#### Task to carry out
In the records below, pick out all lines containing the word "dòng".

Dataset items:
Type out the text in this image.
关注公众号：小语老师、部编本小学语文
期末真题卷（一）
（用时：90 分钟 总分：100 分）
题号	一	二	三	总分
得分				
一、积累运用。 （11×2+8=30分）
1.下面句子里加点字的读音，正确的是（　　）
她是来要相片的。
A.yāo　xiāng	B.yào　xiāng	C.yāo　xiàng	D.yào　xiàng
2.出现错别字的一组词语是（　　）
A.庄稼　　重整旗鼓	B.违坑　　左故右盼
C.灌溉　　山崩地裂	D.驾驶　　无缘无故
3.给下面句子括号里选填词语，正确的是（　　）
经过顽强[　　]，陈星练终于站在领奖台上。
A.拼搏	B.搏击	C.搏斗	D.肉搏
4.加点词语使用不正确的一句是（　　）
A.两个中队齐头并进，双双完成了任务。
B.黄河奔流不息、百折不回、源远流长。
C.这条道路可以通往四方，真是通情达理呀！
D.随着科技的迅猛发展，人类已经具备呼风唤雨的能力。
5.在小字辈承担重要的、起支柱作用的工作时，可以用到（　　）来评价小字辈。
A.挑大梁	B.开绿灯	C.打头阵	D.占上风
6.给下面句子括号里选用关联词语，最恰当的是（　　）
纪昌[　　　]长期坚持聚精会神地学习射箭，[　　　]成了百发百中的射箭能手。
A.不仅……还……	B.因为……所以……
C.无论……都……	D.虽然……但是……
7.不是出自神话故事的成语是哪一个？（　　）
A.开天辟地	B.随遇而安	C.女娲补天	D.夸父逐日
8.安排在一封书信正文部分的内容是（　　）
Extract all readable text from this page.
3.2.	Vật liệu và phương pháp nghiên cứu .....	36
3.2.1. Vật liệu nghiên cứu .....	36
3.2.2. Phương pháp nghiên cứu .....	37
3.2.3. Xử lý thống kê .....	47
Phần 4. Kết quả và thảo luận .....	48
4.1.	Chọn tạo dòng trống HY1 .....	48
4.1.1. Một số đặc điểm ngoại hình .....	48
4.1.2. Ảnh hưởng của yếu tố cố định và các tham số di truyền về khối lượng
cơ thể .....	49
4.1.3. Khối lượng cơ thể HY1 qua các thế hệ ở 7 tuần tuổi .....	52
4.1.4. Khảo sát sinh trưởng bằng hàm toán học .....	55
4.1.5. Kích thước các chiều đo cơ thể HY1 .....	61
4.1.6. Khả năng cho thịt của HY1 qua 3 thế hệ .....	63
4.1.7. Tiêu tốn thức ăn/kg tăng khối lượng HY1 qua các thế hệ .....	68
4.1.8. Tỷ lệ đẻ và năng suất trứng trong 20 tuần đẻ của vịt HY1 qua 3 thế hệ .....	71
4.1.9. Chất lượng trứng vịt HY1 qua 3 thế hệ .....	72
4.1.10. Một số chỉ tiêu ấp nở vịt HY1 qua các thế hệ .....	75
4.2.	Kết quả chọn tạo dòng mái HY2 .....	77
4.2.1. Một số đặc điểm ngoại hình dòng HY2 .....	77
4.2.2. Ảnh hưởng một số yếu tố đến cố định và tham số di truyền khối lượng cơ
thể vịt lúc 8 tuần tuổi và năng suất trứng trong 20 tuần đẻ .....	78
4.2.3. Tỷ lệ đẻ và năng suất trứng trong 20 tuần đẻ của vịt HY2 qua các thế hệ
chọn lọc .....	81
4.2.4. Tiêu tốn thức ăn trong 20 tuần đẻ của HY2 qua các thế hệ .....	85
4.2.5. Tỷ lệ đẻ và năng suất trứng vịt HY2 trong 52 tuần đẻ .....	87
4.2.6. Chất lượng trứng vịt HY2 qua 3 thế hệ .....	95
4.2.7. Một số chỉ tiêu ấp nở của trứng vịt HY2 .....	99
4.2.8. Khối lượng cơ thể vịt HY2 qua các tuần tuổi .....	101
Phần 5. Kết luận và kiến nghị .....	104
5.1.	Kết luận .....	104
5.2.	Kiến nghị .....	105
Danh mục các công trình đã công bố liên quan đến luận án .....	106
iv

#### Exercise answer
4.1.	Chọn tạo dòng trống HY1 .....	48
4.2.	Kết quả chọn tạo dòng mái HY2 .....	77
4.2.1. Một số đặc điểm ngoại hình dòng HY2 .....	77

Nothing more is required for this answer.